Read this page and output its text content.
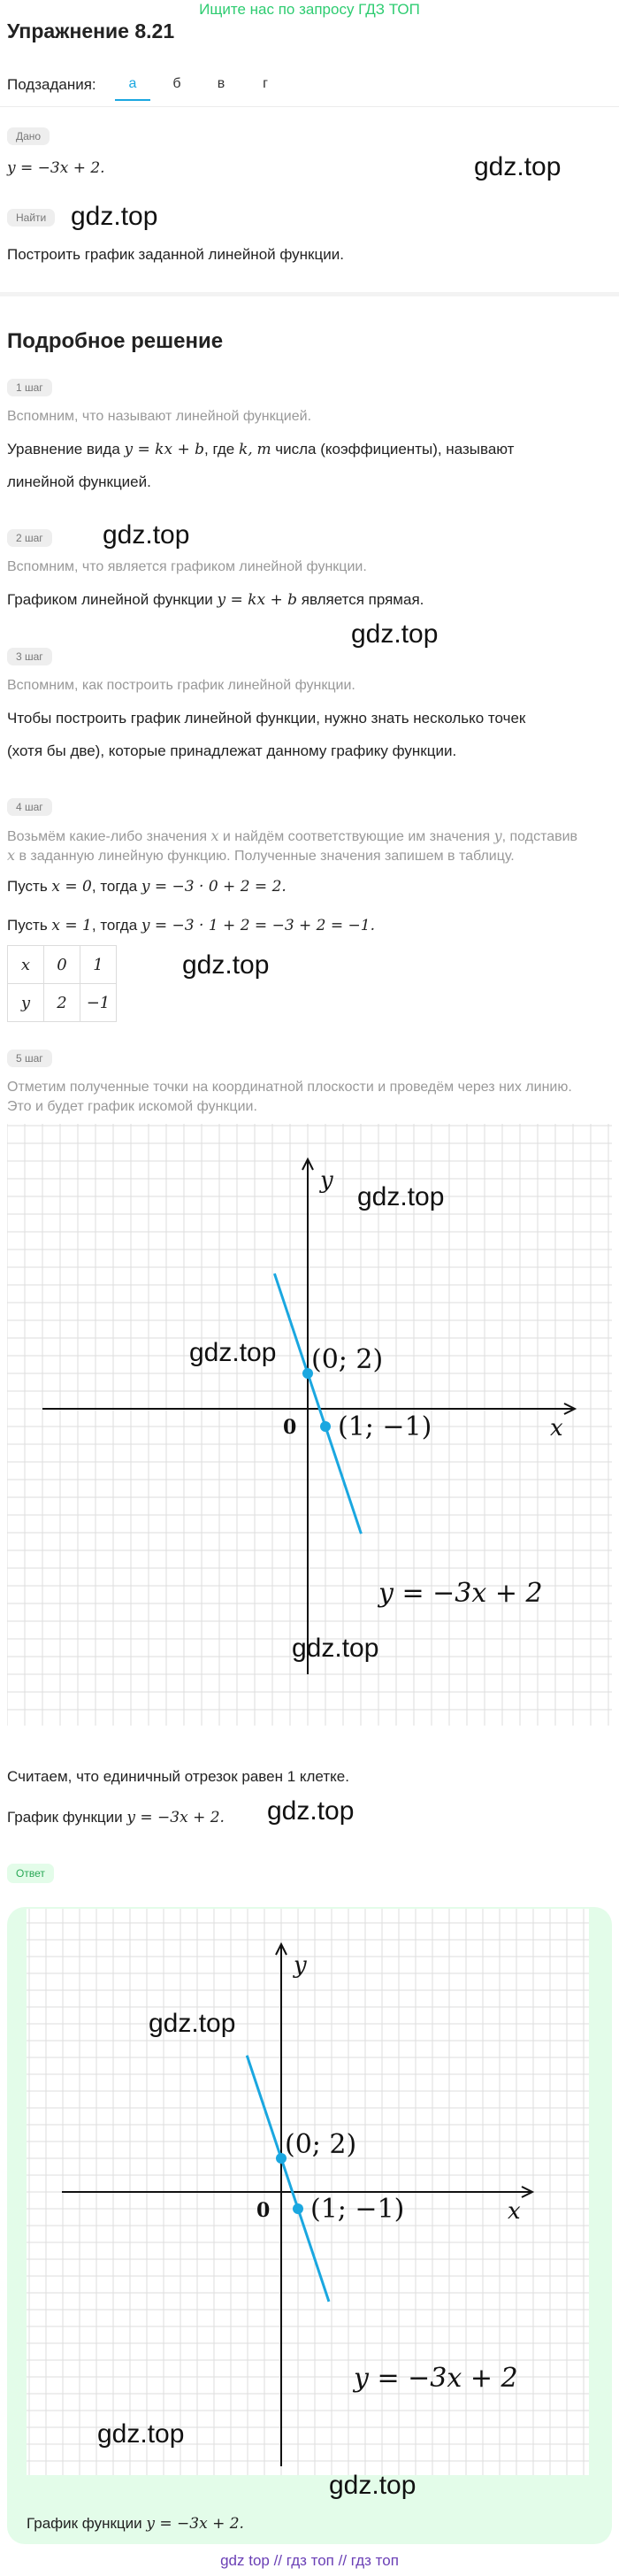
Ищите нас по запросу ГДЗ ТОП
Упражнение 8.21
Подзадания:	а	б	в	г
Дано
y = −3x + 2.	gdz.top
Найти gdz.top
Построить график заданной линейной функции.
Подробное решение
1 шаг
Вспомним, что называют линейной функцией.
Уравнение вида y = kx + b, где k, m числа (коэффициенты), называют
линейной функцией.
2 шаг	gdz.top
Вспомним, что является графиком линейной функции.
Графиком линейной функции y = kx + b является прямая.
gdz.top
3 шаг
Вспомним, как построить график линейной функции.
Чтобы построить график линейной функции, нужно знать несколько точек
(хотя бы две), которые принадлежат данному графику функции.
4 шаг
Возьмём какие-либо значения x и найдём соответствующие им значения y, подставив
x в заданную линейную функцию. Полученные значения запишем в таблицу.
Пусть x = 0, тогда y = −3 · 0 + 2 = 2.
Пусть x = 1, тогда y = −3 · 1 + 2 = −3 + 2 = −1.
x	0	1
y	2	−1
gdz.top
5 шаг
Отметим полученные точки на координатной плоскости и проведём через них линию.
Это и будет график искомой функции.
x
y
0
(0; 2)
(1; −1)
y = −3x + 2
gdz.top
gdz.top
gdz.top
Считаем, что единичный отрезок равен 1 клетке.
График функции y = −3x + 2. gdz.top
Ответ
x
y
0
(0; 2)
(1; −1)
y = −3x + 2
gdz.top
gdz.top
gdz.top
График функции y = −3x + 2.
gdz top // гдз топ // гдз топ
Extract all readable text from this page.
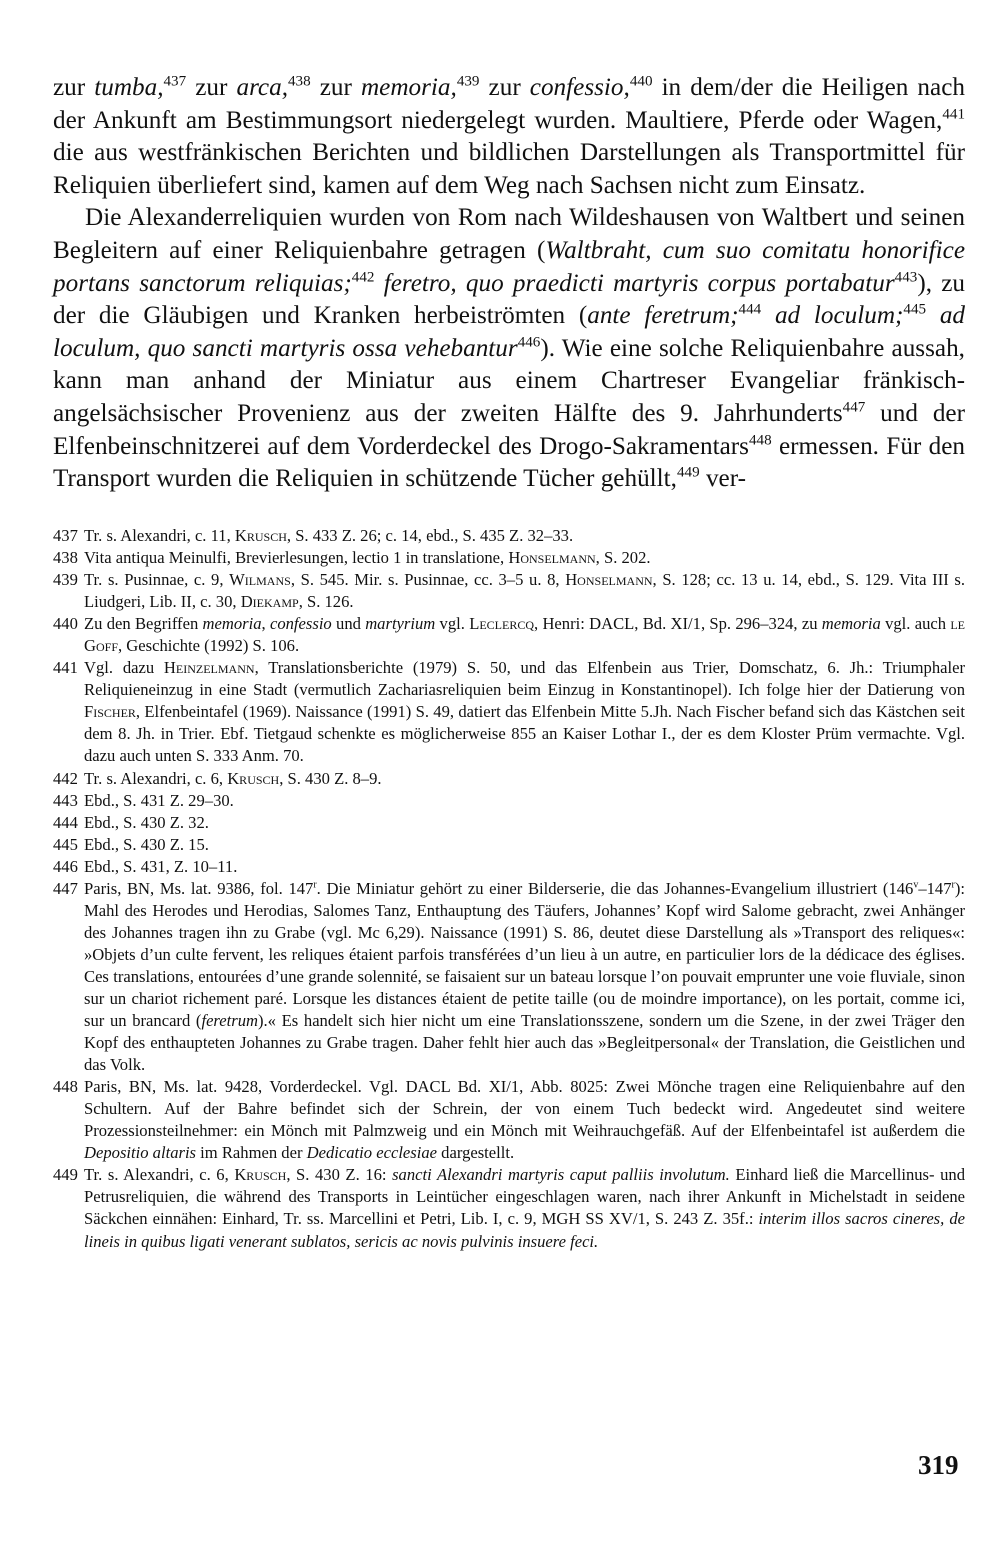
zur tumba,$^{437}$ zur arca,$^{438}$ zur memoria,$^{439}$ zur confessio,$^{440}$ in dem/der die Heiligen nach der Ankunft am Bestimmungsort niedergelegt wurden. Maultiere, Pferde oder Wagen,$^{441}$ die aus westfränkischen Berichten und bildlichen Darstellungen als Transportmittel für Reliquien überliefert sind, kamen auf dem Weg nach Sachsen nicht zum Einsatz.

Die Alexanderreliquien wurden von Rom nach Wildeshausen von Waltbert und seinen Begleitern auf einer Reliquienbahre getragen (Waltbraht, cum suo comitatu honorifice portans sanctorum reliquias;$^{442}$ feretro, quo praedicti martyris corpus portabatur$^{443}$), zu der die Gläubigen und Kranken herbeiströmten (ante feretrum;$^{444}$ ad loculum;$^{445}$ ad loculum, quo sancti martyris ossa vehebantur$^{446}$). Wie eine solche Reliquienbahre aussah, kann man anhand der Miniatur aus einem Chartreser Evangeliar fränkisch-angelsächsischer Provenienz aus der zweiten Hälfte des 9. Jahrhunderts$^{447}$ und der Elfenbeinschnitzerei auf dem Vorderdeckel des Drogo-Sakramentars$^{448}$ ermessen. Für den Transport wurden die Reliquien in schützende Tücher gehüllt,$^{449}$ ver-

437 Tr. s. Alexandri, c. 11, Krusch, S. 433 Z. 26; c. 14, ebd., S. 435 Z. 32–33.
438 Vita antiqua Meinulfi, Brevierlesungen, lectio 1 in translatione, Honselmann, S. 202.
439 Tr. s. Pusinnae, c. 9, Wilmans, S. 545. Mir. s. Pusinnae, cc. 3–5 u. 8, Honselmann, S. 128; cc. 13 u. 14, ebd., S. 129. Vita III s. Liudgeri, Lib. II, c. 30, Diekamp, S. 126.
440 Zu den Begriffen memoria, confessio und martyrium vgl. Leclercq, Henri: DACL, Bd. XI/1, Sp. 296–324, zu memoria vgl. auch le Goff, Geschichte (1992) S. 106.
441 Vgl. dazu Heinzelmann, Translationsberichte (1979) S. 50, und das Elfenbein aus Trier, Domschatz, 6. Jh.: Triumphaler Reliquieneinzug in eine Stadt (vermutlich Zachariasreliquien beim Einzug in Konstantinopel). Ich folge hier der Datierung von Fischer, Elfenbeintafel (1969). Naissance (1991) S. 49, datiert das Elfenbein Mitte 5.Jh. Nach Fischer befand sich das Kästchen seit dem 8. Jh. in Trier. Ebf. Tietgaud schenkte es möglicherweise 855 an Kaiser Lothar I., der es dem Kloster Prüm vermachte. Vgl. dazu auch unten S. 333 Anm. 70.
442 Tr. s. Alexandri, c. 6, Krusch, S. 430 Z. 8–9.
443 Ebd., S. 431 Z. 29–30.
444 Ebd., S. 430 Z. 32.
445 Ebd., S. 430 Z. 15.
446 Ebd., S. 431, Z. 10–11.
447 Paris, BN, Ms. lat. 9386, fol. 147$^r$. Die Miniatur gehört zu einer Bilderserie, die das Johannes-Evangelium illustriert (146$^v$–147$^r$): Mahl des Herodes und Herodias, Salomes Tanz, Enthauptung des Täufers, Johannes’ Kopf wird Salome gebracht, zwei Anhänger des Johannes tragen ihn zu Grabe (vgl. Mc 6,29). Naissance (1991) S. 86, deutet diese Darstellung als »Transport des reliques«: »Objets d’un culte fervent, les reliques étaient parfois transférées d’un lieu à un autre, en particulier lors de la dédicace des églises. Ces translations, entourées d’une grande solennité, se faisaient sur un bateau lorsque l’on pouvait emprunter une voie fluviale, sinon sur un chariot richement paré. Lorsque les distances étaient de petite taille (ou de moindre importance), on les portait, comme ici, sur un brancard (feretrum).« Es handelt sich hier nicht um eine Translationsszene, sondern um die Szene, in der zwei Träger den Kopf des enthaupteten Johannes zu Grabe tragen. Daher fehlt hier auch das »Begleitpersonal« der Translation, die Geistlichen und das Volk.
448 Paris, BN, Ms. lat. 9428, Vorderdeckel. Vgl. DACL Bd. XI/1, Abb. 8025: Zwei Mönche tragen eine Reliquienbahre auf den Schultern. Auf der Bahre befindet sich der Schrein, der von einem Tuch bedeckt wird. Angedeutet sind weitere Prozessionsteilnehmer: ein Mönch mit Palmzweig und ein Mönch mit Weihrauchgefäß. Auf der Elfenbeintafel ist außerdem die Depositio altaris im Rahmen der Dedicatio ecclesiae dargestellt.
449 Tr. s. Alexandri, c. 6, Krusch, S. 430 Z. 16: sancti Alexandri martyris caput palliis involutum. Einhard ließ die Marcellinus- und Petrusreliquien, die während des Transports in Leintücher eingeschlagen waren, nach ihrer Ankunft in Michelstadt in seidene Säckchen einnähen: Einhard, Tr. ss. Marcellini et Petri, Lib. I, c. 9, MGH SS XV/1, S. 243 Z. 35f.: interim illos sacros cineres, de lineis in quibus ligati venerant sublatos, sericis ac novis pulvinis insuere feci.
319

- - - - -

* _Aim_
Repeat the full listing above exactly, with no pictures in the copy.

* _Finished task_
Read this page and output its text content.
Ищите нас по запросу ГДЗ ТОП
Упражнение 8.21
Подзадания:	а	б	в	г
Дано
y = −3x + 2.	gdz.top
Найти gdz.top
Построить график заданной линейной функции.
Подробное решение
1 шаг
Вспомним, что называют линейной функцией.
Уравнение вида y = kx + b, где k, m числа (коэффициенты), называют
линейной функцией.
2 шаг	gdz.top
Вспомним, что является графиком линейной функции.
Графиком линейной функции y = kx + b является прямая.
gdz.top
3 шаг
Вспомним, как построить график линейной функции.
Чтобы построить график линейной функции, нужно знать несколько точек
(хотя бы две), которые принадлежат данному графику функции.
4 шаг
Возьмём какие-либо значения x и найдём соответствующие им значения y, подставив
x в заданную линейную функцию. Полученные значения запишем в таблицу.
Пусть x = 0, тогда y = −3 · 0 + 2 = 2.
Пусть x = 1, тогда y = −3 · 1 + 2 = −3 + 2 = −1.
x	0	1
y	2	−1
gdz.top
5 шаг
Отметим полученные точки на координатной плоскости и проведём через них линию.
Это и будет график искомой функции.
x
y
0
(0; 2)
(1; −1)
y = −3x + 2
gdz.top
gdz.top
gdz.top
Считаем, что единичный отрезок равен 1 клетке.
График функции y = −3x + 2. gdz.top
Ответ
x
y
0
(0; 2)
(1; −1)
y = −3x + 2
gdz.top
gdz.top
gdz.top
График функции y = −3x + 2.
gdz top // гдз топ // гдз топ
Extract all readable text from this page.
zur tumba,$^{437}$ zur arca,$^{438}$ zur memoria,$^{439}$ zur confessio,$^{440}$ in dem/der die Heiligen nach der Ankunft am Bestimmungsort niedergelegt wurden. Maultiere, Pferde oder Wagen,$^{441}$ die aus westfränkischen Berichten und bildlichen Darstellungen als Transportmittel für Reliquien überliefert sind, kamen auf dem Weg nach Sachsen nicht zum Einsatz.

Die Alexanderreliquien wurden von Rom nach Wildeshausen von Waltbert und seinen Begleitern auf einer Reliquienbahre getragen (Waltbraht, cum suo comitatu honorifice portans sanctorum reliquias;$^{442}$ feretro, quo praedicti martyris corpus portabatur$^{443}$), zu der die Gläubigen und Kranken herbeiströmten (ante feretrum;$^{444}$ ad loculum;$^{445}$ ad loculum, quo sancti martyris ossa vehebantur$^{446}$). Wie eine solche Reliquienbahre aussah, kann man anhand der Miniatur aus einem Chartreser Evangeliar fränkisch-angelsächsischer Provenienz aus der zweiten Hälfte des 9. Jahrhunderts$^{447}$ und der Elfenbeinschnitzerei auf dem Vorderdeckel des Drogo-Sakramentars$^{448}$ ermessen. Für den Transport wurden die Reliquien in schützende Tücher gehüllt,$^{449}$ ver-

437 Tr. s. Alexandri, c. 11, Krusch, S. 433 Z. 26; c. 14, ebd., S. 435 Z. 32–33.
438 Vita antiqua Meinulfi, Brevierlesungen, lectio 1 in translatione, Honselmann, S. 202.
439 Tr. s. Pusinnae, c. 9, Wilmans, S. 545. Mir. s. Pusinnae, cc. 3–5 u. 8, Honselmann, S. 128; cc. 13 u. 14, ebd., S. 129. Vita III s. Liudgeri, Lib. II, c. 30, Diekamp, S. 126.
440 Zu den Begriffen memoria, confessio und martyrium vgl. Leclercq, Henri: DACL, Bd. XI/1, Sp. 296–324, zu memoria vgl. auch le Goff, Geschichte (1992) S. 106.
441 Vgl. dazu Heinzelmann, Translationsberichte (1979) S. 50, und das Elfenbein aus Trier, Domschatz, 6. Jh.: Triumphaler Reliquieneinzug in eine Stadt (vermutlich Zachariasreliquien beim Einzug in Konstantinopel). Ich folge hier der Datierung von Fischer, Elfenbeintafel (1969). Naissance (1991) S. 49, datiert das Elfenbein Mitte 5.Jh. Nach Fischer befand sich das Kästchen seit dem 8. Jh. in Trier. Ebf. Tietgaud schenkte es möglicherweise 855 an Kaiser Lothar I., der es dem Kloster Prüm vermachte. Vgl. dazu auch unten S. 333 Anm. 70.
442 Tr. s. Alexandri, c. 6, Krusch, S. 430 Z. 8–9.
443 Ebd., S. 431 Z. 29–30.
444 Ebd., S. 430 Z. 32.
445 Ebd., S. 430 Z. 15.
446 Ebd., S. 431, Z. 10–11.
447 Paris, BN, Ms. lat. 9386, fol. 147$^r$. Die Miniatur gehört zu einer Bilderserie, die das Johannes-Evangelium illustriert (146$^v$–147$^r$): Mahl des Herodes und Herodias, Salomes Tanz, Enthauptung des Täufers, Johannes’ Kopf wird Salome gebracht, zwei Anhänger des Johannes tragen ihn zu Grabe (vgl. Mc 6,29). Naissance (1991) S. 86, deutet diese Darstellung als »Transport des reliques«: »Objets d’un culte fervent, les reliques étaient parfois transférées d’un lieu à un autre, en particulier lors de la dédicace des églises. Ces translations, entourées d’une grande solennité, se faisaient sur un bateau lorsque l’on pouvait emprunter une voie fluviale, sinon sur un chariot richement paré. Lorsque les distances étaient de petite taille (ou de moindre importance), on les portait, comme ici, sur un brancard (feretrum).« Es handelt sich hier nicht um eine Translationsszene, sondern um die Szene, in der zwei Träger den Kopf des enthaupteten Johannes zu Grabe tragen. Daher fehlt hier auch das »Begleitpersonal« der Translation, die Geistlichen und das Volk.
448 Paris, BN, Ms. lat. 9428, Vorderdeckel. Vgl. DACL Bd. XI/1, Abb. 8025: Zwei Mönche tragen eine Reliquienbahre auf den Schultern. Auf der Bahre befindet sich der Schrein, der von einem Tuch bedeckt wird. Angedeutet sind weitere Prozessionsteilnehmer: ein Mönch mit Palmzweig und ein Mönch mit Weihrauchgefäß. Auf der Elfenbeintafel ist außerdem die Depositio altaris im Rahmen der Dedicatio ecclesiae dargestellt.
449 Tr. s. Alexandri, c. 6, Krusch, S. 430 Z. 16: sancti Alexandri martyris caput palliis involutum. Einhard ließ die Marcellinus- und Petrusreliquien, die während des Transports in Leintücher eingeschlagen waren, nach ihrer Ankunft in Michelstadt in seidene Säckchen einnähen: Einhard, Tr. ss. Marcellini et Petri, Lib. I, c. 9, MGH SS XV/1, S. 243 Z. 35f.: interim illos sacros cineres, de lineis in quibus ligati venerant sublatos, sericis ac novis pulvinis insuere feci.
319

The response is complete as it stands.